[BEGIN]

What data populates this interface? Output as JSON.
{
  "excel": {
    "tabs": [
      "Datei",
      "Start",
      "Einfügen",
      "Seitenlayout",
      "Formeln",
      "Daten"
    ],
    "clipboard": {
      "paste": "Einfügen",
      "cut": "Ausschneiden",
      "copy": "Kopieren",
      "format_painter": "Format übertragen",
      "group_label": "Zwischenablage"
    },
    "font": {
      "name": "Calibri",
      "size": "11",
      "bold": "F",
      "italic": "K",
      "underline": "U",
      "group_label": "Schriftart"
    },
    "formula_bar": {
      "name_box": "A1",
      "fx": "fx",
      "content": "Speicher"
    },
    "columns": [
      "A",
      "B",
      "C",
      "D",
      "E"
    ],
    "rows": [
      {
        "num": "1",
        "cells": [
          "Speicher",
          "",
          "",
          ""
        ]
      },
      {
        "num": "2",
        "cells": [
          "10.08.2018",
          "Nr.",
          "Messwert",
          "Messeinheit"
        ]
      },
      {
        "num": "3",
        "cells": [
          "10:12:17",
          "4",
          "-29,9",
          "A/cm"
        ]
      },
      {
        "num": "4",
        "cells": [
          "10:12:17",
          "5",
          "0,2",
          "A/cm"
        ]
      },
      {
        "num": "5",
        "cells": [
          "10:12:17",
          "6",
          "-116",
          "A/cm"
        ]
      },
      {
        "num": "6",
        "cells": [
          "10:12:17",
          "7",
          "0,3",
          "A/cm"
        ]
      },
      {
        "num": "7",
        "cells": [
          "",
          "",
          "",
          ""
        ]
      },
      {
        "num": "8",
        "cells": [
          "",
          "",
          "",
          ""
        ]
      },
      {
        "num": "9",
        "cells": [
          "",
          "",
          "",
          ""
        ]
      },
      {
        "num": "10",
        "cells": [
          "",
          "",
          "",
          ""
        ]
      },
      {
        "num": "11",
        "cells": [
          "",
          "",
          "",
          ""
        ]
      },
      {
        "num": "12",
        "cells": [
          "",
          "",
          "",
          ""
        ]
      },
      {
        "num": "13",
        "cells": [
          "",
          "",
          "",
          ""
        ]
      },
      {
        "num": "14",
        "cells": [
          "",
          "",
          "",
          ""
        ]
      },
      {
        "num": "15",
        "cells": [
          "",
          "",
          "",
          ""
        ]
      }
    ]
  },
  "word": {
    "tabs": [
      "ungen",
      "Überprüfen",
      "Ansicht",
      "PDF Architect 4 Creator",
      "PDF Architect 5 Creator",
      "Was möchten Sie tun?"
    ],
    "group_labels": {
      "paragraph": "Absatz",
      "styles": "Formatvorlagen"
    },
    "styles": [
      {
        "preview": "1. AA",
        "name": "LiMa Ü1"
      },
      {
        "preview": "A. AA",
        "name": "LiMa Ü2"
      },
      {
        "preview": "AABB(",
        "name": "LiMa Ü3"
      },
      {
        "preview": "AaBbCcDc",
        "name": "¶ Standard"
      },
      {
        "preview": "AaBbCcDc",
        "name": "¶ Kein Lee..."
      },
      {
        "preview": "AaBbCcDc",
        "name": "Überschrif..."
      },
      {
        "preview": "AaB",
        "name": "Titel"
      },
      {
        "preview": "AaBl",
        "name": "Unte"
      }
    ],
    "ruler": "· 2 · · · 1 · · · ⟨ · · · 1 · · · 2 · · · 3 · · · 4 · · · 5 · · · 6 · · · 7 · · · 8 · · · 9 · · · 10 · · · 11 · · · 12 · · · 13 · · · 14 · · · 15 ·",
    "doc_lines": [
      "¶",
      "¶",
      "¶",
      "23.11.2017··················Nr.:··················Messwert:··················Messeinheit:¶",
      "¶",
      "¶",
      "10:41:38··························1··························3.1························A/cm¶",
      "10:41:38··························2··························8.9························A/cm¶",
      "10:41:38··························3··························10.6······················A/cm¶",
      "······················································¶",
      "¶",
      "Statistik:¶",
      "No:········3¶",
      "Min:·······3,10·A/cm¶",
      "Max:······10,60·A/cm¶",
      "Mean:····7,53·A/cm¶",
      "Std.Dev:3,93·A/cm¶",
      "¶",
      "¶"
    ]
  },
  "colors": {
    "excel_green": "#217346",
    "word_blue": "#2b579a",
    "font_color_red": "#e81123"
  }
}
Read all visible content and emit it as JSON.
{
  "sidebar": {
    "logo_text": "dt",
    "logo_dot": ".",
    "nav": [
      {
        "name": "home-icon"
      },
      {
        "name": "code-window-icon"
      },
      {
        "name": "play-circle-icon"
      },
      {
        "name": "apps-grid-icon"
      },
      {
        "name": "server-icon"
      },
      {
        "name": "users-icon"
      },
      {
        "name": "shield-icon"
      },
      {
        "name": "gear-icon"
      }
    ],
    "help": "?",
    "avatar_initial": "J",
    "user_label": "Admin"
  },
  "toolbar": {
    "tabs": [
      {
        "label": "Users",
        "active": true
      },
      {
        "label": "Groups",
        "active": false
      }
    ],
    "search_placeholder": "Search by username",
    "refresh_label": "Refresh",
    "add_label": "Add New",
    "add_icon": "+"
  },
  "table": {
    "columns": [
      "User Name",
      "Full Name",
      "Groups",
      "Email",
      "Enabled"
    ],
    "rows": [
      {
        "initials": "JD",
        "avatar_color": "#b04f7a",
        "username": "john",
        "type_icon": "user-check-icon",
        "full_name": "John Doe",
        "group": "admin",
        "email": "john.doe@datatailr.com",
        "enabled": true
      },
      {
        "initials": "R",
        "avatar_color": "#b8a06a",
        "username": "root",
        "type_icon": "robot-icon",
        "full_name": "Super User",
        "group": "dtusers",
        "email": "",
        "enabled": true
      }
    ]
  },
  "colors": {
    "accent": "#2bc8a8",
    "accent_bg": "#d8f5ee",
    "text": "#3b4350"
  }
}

[END]

## GIVEN TASK
Print the whole listing exactly as it is.

## OUTPUT BELOW
What data populates this interface? Output as JSON.
{
  "excel": {
    "tabs": [
      "Datei",
      "Start",
      "Einfügen",
      "Seitenlayout",
      "Formeln",
      "Daten"
    ],
    "clipboard": {
      "paste": "Einfügen",
      "cut": "Ausschneiden",
      "copy": "Kopieren",
      "format_painter": "Format übertragen",
      "group_label": "Zwischenablage"
    },
    "font": {
      "name": "Calibri",
      "size": "11",
      "bold": "F",
      "italic": "K",
      "underline": "U",
      "group_label": "Schriftart"
    },
    "formula_bar": {
      "name_box": "A1",
      "fx": "fx",
      "content": "Speicher"
    },
    "columns": [
      "A",
      "B",
      "C",
      "D",
      "E"
    ],
    "rows": [
      {
        "num": "1",
        "cells": [
          "Speicher",
          "",
          "",
          ""
        ]
      },
      {
        "num": "2",
        "cells": [
          "10.08.2018",
          "Nr.",
          "Messwert",
          "Messeinheit"
        ]
      },
      {
        "num": "3",
        "cells": [
          "10:12:17",
          "4",
          "-29,9",
          "A/cm"
        ]
      },
      {
        "num": "4",
        "cells": [
          "10:12:17",
          "5",
          "0,2",
          "A/cm"
        ]
      },
      {
        "num": "5",
        "cells": [
          "10:12:17",
          "6",
          "-116",
          "A/cm"
        ]
      },
      {
        "num": "6",
        "cells": [
          "10:12:17",
          "7",
          "0,3",
          "A/cm"
        ]
      },
      {
        "num": "7",
        "cells": [
          "",
          "",
          "",
          ""
        ]
      },
      {
        "num": "8",
        "cells": [
          "",
          "",
          "",
          ""
        ]
      },
      {
        "num": "9",
        "cells": [
          "",
          "",
          "",
          ""
        ]
      },
      {
        "num": "10",
        "cells": [
          "",
          "",
          "",
          ""
        ]
      },
      {
        "num": "11",
        "cells": [
          "",
          "",
          "",
          ""
        ]
      },
      {
        "num": "12",
        "cells": [
          "",
          "",
          "",
          ""
        ]
      },
      {
        "num": "13",
        "cells": [
          "",
          "",
          "",
          ""
        ]
      },
      {
        "num": "14",
        "cells": [
          "",
          "",
          "",
          ""
        ]
      },
      {
        "num": "15",
        "cells": [
          "",
          "",
          "",
          ""
        ]
      }
    ]
  },
  "word": {
    "tabs": [
      "ungen",
      "Überprüfen",
      "Ansicht",
      "PDF Architect 4 Creator",
      "PDF Architect 5 Creator",
      "Was möchten Sie tun?"
    ],
    "group_labels": {
      "paragraph": "Absatz",
      "styles": "Formatvorlagen"
    },
    "styles": [
      {
        "preview": "1. AA",
        "name": "LiMa Ü1"
      },
      {
        "preview": "A. AA",
        "name": "LiMa Ü2"
      },
      {
        "preview": "AABB(",
        "name": "LiMa Ü3"
      },
      {
        "preview": "AaBbCcDc",
        "name": "¶ Standard"
      },
      {
        "preview": "AaBbCcDc",
        "name": "¶ Kein Lee..."
      },
      {
        "preview": "AaBbCcDc",
        "name": "Überschrif..."
      },
      {
        "preview": "AaB",
        "name": "Titel"
      },
      {
        "preview": "AaBl",
        "name": "Unte"
      }
    ],
    "ruler": "· 2 · · · 1 · · · ⟨ · · · 1 · · · 2 · · · 3 · · · 4 · · · 5 · · · 6 · · · 7 · · · 8 · · · 9 · · · 10 · · · 11 · · · 12 · · · 13 · · · 14 · · · 15 ·",
    "doc_lines": [
      "¶",
      "¶",
      "¶",
      "23.11.2017··················Nr.:··················Messwert:··················Messeinheit:¶",
      "¶",
      "¶",
      "10:41:38··························1··························3.1························A/cm¶",
      "10:41:38··························2··························8.9························A/cm¶",
      "10:41:38··························3··························10.6······················A/cm¶",
      "······················································¶",
      "¶",
      "Statistik:¶",
      "No:········3¶",
      "Min:·······3,10·A/cm¶",
      "Max:······10,60·A/cm¶",
      "Mean:····7,53·A/cm¶",
      "Std.Dev:3,93·A/cm¶",
      "¶",
      "¶"
    ]
  },
  "colors": {
    "excel_green": "#217346",
    "word_blue": "#2b579a",
    "font_color_red": "#e81123"
  }
}
Read all visible content and emit it as JSON.
{
  "sidebar": {
    "logo_text": "dt",
    "logo_dot": ".",
    "nav": [
      {
        "name": "home-icon"
      },
      {
        "name": "code-window-icon"
      },
      {
        "name": "play-circle-icon"
      },
      {
        "name": "apps-grid-icon"
      },
      {
        "name": "server-icon"
      },
      {
        "name": "users-icon"
      },
      {
        "name": "shield-icon"
      },
      {
        "name": "gear-icon"
      }
    ],
    "help": "?",
    "avatar_initial": "J",
    "user_label": "Admin"
  },
  "toolbar": {
    "tabs": [
      {
        "label": "Users",
        "active": true
      },
      {
        "label": "Groups",
        "active": false
      }
    ],
    "search_placeholder": "Search by username",
    "refresh_label": "Refresh",
    "add_label": "Add New",
    "add_icon": "+"
  },
  "table": {
    "columns": [
      "User Name",
      "Full Name",
      "Groups",
      "Email",
      "Enabled"
    ],
    "rows": [
      {
        "initials": "JD",
        "avatar_color": "#b04f7a",
        "username": "john",
        "type_icon": "user-check-icon",
        "full_name": "John Doe",
        "group": "admin",
        "email": "john.doe@datatailr.com",
        "enabled": true
      },
      {
        "initials": "R",
        "avatar_color": "#b8a06a",
        "username": "root",
        "type_icon": "robot-icon",
        "full_name": "Super User",
        "group": "dtusers",
        "email": "",
        "enabled": true
      }
    ]
  },
  "colors": {
    "accent": "#2bc8a8",
    "accent_bg": "#d8f5ee",
    "text": "#3b4350"
  }
}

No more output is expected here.